Direction
Wherever "Coca" appears in a line, list that line.

***** Raw records *****

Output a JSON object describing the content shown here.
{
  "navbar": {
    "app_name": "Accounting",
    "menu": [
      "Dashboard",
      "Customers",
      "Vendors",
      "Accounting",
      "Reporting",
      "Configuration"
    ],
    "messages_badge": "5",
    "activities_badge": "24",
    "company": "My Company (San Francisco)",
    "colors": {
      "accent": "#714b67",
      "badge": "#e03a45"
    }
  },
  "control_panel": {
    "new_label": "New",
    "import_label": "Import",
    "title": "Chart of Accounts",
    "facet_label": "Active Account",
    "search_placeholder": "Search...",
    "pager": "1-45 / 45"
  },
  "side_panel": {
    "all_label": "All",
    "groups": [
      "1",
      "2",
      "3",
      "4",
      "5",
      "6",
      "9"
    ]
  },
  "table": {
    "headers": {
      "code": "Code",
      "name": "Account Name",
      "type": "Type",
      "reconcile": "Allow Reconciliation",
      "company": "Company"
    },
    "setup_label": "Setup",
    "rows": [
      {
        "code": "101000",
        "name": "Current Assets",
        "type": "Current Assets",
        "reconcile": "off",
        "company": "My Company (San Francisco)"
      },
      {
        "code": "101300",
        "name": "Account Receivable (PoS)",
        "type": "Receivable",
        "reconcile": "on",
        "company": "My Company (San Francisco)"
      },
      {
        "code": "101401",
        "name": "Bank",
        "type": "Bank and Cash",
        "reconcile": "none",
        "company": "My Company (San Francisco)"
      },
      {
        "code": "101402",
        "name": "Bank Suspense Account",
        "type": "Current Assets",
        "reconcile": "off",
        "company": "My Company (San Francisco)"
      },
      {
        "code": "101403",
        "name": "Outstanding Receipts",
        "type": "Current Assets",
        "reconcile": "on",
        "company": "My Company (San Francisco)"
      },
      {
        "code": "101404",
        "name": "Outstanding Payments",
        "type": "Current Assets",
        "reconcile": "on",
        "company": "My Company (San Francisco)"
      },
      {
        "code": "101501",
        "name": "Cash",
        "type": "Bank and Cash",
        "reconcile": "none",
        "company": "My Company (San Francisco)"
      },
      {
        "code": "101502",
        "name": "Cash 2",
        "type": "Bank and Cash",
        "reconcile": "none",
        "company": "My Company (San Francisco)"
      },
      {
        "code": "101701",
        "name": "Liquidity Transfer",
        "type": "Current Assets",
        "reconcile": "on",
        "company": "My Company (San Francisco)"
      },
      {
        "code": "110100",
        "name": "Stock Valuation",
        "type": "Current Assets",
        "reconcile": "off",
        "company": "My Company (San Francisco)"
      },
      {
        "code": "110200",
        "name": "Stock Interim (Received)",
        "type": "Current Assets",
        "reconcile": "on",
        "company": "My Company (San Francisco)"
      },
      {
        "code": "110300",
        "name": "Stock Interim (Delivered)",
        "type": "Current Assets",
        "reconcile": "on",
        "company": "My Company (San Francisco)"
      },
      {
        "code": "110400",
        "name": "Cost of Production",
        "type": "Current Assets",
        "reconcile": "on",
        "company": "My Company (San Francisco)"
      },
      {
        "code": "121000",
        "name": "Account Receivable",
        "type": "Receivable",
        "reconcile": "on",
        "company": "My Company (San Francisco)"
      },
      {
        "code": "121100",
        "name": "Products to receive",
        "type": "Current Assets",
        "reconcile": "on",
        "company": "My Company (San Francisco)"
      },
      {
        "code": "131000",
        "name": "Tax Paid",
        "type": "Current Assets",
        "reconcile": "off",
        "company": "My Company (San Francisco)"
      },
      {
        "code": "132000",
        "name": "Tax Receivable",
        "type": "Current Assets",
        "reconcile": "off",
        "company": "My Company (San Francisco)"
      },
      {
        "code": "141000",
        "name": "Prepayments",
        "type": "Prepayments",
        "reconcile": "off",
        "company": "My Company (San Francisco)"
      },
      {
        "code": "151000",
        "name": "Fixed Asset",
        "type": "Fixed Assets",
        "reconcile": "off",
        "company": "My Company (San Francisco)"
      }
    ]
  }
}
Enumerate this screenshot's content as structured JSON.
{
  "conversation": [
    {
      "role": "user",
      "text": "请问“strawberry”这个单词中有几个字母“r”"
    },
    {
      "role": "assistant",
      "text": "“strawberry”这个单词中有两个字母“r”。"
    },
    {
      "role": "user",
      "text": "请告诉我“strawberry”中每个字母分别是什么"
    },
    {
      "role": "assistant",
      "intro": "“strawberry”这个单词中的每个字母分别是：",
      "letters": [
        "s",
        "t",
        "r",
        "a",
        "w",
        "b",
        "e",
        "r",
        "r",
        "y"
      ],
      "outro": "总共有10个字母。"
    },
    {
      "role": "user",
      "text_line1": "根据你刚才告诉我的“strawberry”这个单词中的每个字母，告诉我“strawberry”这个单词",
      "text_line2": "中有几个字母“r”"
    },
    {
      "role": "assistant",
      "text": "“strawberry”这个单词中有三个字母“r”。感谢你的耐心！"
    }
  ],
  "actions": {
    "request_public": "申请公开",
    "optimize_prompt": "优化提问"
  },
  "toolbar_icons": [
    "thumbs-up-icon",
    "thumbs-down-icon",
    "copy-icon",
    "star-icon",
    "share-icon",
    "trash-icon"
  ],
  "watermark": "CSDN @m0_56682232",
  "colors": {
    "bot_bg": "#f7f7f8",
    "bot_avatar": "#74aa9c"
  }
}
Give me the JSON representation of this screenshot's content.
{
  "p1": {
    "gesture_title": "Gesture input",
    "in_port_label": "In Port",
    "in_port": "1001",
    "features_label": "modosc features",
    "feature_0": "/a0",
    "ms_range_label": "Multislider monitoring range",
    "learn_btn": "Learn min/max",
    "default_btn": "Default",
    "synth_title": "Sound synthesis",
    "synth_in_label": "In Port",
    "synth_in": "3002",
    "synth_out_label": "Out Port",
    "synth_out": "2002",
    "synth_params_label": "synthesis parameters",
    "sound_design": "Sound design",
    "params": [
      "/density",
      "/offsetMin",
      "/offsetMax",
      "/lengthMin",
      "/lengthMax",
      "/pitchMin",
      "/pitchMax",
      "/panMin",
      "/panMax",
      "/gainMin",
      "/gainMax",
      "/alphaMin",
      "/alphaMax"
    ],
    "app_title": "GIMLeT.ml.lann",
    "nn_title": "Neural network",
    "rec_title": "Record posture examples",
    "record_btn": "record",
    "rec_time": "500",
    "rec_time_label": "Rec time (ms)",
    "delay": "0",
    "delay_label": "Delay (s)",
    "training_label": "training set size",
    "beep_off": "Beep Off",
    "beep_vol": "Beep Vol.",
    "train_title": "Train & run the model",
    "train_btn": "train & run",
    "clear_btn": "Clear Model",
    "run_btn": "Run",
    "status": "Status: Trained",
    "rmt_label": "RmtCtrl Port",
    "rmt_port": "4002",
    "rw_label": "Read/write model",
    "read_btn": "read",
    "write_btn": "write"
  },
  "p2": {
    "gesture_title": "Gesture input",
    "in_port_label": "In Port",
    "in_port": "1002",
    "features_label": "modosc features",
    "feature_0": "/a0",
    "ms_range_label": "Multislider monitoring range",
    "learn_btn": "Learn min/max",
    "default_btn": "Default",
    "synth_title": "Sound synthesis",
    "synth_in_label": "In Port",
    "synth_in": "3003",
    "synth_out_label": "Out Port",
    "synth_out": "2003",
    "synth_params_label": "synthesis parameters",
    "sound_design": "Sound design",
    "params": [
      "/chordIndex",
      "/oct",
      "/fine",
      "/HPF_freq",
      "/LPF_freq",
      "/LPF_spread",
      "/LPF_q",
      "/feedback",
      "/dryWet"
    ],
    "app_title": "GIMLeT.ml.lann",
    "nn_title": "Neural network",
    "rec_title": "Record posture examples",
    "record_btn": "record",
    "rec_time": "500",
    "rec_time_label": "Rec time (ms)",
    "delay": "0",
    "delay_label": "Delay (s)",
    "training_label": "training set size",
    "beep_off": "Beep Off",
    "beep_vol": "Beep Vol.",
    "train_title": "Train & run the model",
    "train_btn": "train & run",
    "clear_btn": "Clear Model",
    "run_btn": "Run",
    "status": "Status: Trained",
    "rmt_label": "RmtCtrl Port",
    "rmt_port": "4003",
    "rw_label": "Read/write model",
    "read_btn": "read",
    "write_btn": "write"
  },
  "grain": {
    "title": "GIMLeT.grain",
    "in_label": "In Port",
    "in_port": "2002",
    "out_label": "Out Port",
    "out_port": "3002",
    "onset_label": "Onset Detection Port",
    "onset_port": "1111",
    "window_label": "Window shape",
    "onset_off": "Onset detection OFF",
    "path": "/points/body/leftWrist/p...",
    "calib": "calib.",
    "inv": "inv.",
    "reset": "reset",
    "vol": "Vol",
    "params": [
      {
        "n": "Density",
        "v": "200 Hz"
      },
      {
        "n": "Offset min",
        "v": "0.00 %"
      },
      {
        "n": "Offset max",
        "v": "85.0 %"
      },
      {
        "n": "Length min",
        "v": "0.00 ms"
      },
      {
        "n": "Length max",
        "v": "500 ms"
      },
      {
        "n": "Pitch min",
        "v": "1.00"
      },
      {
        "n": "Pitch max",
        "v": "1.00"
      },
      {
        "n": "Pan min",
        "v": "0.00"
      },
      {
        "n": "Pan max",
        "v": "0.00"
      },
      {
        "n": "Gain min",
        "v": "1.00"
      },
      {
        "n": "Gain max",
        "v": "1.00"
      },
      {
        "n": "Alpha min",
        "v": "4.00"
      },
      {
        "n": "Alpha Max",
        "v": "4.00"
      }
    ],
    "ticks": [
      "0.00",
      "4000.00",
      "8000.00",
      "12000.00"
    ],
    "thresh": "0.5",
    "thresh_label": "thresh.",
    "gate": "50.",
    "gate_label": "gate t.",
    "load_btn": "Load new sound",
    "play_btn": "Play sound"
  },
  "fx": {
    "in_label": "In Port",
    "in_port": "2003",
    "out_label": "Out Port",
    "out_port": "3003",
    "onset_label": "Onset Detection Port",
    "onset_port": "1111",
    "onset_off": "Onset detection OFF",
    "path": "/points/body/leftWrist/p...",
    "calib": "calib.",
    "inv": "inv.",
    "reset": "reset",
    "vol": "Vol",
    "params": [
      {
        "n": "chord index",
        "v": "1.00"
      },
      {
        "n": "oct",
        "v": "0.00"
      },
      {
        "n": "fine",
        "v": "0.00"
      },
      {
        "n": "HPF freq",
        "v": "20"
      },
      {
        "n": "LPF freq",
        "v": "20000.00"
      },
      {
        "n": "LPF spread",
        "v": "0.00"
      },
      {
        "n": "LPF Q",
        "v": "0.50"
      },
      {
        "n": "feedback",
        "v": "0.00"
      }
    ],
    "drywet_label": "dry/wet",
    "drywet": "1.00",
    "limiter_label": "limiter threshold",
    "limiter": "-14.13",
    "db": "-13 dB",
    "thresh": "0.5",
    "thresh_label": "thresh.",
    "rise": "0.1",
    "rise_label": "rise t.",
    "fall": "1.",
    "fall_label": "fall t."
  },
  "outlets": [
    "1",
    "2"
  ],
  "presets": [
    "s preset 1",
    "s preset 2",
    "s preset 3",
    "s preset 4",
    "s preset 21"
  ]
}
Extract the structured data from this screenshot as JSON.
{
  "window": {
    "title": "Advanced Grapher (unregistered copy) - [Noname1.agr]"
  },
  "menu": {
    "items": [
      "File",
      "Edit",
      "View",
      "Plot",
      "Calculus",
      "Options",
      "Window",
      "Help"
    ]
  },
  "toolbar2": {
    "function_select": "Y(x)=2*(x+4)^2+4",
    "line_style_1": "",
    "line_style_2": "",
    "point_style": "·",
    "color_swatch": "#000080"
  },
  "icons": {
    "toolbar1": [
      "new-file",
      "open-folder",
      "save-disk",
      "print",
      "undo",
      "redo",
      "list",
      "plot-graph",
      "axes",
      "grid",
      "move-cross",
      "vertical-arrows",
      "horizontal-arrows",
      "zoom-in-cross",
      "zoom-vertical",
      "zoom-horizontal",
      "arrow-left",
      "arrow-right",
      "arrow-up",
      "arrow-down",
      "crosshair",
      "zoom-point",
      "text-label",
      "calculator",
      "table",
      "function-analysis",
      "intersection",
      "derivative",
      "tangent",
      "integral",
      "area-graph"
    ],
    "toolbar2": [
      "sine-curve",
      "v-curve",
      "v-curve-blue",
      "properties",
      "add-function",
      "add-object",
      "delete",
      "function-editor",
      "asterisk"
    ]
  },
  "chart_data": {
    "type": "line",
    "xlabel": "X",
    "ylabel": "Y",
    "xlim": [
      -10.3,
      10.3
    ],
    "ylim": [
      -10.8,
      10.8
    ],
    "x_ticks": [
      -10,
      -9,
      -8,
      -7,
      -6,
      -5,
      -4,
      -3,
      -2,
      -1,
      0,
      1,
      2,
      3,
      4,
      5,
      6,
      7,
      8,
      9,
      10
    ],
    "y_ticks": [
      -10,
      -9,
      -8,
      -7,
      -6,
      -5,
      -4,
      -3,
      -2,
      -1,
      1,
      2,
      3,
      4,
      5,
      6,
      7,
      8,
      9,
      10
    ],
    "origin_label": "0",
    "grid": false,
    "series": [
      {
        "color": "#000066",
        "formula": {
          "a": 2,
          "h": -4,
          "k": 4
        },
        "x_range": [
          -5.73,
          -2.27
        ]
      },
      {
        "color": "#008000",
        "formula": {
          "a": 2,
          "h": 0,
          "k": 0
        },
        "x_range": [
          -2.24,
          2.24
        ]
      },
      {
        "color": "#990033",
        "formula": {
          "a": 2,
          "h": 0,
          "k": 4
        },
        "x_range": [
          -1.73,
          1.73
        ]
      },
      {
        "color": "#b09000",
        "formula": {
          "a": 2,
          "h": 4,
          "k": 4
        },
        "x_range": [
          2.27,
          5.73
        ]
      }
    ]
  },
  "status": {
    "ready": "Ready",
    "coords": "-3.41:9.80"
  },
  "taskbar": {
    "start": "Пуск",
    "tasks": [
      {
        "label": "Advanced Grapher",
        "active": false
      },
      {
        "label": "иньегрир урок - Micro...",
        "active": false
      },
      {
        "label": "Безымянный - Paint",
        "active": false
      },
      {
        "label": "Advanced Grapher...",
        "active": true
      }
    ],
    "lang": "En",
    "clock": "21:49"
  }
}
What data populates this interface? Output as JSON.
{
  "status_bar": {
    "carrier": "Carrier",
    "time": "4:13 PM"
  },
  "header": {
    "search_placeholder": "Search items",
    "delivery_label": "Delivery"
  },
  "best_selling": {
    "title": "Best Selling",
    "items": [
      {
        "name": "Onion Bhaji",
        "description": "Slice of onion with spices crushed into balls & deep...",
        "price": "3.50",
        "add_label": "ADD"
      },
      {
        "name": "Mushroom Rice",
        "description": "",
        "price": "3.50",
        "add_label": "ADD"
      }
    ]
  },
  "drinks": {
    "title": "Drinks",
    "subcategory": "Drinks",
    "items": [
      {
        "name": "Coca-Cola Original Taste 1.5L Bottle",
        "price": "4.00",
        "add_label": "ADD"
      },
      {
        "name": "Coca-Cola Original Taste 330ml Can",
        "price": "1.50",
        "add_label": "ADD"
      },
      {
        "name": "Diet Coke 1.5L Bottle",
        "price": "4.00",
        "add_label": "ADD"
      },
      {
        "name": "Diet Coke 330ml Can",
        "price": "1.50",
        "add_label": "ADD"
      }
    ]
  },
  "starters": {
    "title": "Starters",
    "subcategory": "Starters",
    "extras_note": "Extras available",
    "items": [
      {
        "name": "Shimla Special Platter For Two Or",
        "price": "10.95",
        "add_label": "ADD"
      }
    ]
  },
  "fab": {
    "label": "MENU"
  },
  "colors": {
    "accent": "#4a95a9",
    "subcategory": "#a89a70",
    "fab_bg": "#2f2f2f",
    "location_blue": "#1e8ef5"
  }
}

*****

Output for this task
        "name": "Coca-Cola Original Taste 1.5L Bottle",
        "name": "Coca-Cola Original Taste 330ml Can",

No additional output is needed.